- [Data records]
────────────────
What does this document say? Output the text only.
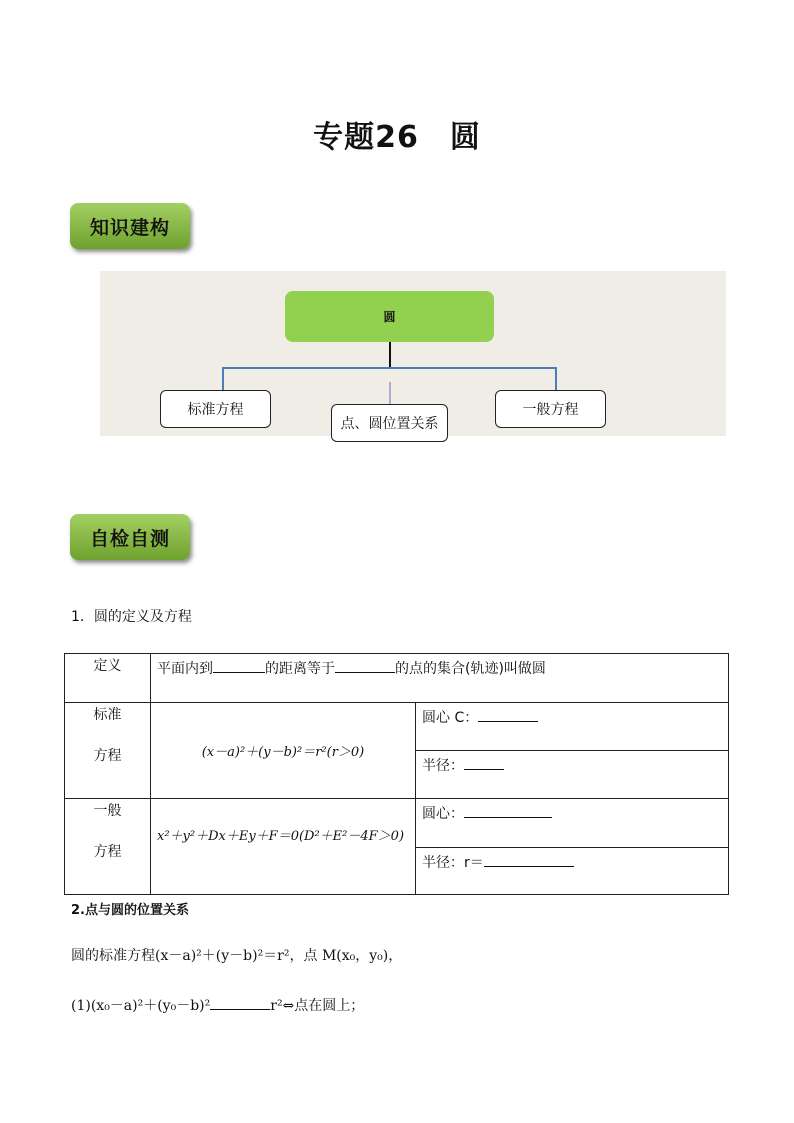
专题26　圆
知识建构
圆
标准方程
点、圆位置关系
一般方程
自检自测
1．圆的定义及方程
定义	平面内到 的距离等于 的点的集合(轨迹)叫做圆	

标准
方程	(x－a)²＋(y－b)²＝r²(r＞0)	圆心 C：
		半径：

一般
方程	x²＋y²＋Dx＋Ey＋F＝0(D²＋E²－4F＞0)	圆心：
		半径：r＝
2.点与圆的位置关系
圆的标准方程(x－a)²＋(y－b)²＝r²，点 M(x₀，y₀)，
(1)(x₀－a)²＋(y₀－b)²	r²⇔点在圆上；
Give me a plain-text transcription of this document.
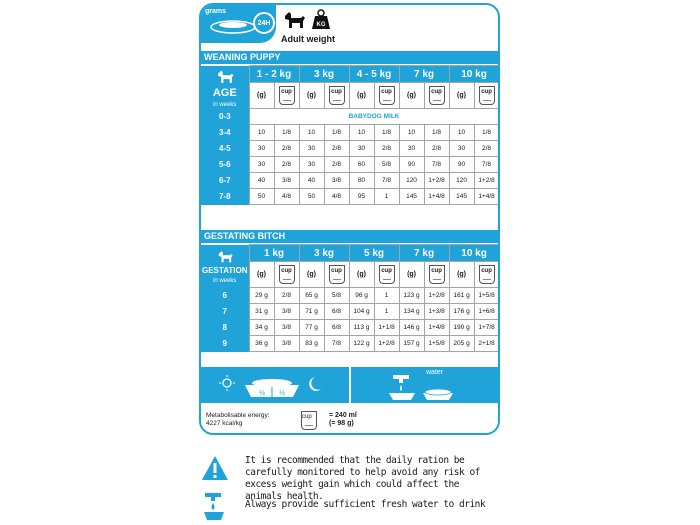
grams
24H	KG
Adult weight
WEANING PUPPY

AGE
in weeks	1 - 2 kg		3 kg		4 - 5 kg		7 kg		10 kg	
	(g)	cup	(g)	cup	(g)	cup	(g)	cup	(g)	cup
0-3	BABYDOG MILK									
3-4	10	1/8	10	1/8	10	1/8	10	1/8	10	1/8
4-5	30	2/8	30	2/8	30	2/8	30	2/8	30	2/8
5-6	30	2/8	30	2/8	60	5/8	90	7/8	90	7/8
6-7	40	3/8	40	3/8	80	7/8	120	1+2/8	120	1+2/8
7-8	50	4/8	50	4/8	95	1	145	1+4/8	145	1+4/8
GESTATING BITCH

GESTATION
in weeks	1 kg		3 kg		5 kg		7 kg		10 kg	
	(g)	cup	(g)	cup	(g)	cup	(g)	cup	(g)	cup
6	29 g	2/8	65 g	5/8	96 g	1	123 g	1+2/8	161 g	1+5/8
7	31 g	3/8	71 g	6/8	104 g	1	134 g	1+3/8	176 g	1+6/8
8	34 g	3/8	77 g	6/8	113 g	1+1/8	146 g	1+4/8	190 g	1+7/8
9	36 g	3/8	83 g	7/8	122 g	1+2/8	157 g	1+5/8	205 g	2+1/8
½ ½
water
Metabolisable energy:
4227 kcal/kg
cup	= 240 ml
(= 98 g)
It is recommended that the daily ration be carefully monitored to help avoid any risk of excess weight gain which could affect the animals health.
Always provide sufficient fresh water to drink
────────────────
- [Task brief] Repeat the material exactly as it reads, without any of its pictures.

- [Finished answer]
What does this document say? Output the text only.
专题26　圆
知识建构
圆
标准方程
点、圆位置关系
一般方程
自检自测
1．圆的定义及方程
定义	平面内到 的距离等于 的点的集合(轨迹)叫做圆	

标准
方程	(x－a)²＋(y－b)²＝r²(r＞0)	圆心 C：
		半径：

一般
方程	x²＋y²＋Dx＋Ey＋F＝0(D²＋E²－4F＞0)	圆心：
		半径：r＝
2.点与圆的位置关系
圆的标准方程(x－a)²＋(y－b)²＝r²，点 M(x₀，y₀)，
(1)(x₀－a)²＋(y₀－b)²	r²⇔点在圆上；
Give me a plain-text transcription of this document.
grams
24H	KG
Adult weight
WEANING PUPPY

AGE
in weeks	1 - 2 kg		3 kg		4 - 5 kg		7 kg		10 kg	
	(g)	cup	(g)	cup	(g)	cup	(g)	cup	(g)	cup
0-3	BABYDOG MILK									
3-4	10	1/8	10	1/8	10	1/8	10	1/8	10	1/8
4-5	30	2/8	30	2/8	30	2/8	30	2/8	30	2/8
5-6	30	2/8	30	2/8	60	5/8	90	7/8	90	7/8
6-7	40	3/8	40	3/8	80	7/8	120	1+2/8	120	1+2/8
7-8	50	4/8	50	4/8	95	1	145	1+4/8	145	1+4/8
GESTATING BITCH

GESTATION
in weeks	1 kg		3 kg		5 kg		7 kg		10 kg	
	(g)	cup	(g)	cup	(g)	cup	(g)	cup	(g)	cup
6	29 g	2/8	65 g	5/8	96 g	1	123 g	1+2/8	161 g	1+5/8
7	31 g	3/8	71 g	6/8	104 g	1	134 g	1+3/8	176 g	1+6/8
8	34 g	3/8	77 g	6/8	113 g	1+1/8	146 g	1+4/8	190 g	1+7/8
9	36 g	3/8	83 g	7/8	122 g	1+2/8	157 g	1+5/8	205 g	2+1/8
½ ½
water
Metabolisable energy:
4227 kcal/kg
cup	= 240 ml
(= 98 g)
It is recommended that the daily ration be carefully monitored to help avoid any risk of excess weight gain which could affect the animals health.
Always provide sufficient fresh water to drink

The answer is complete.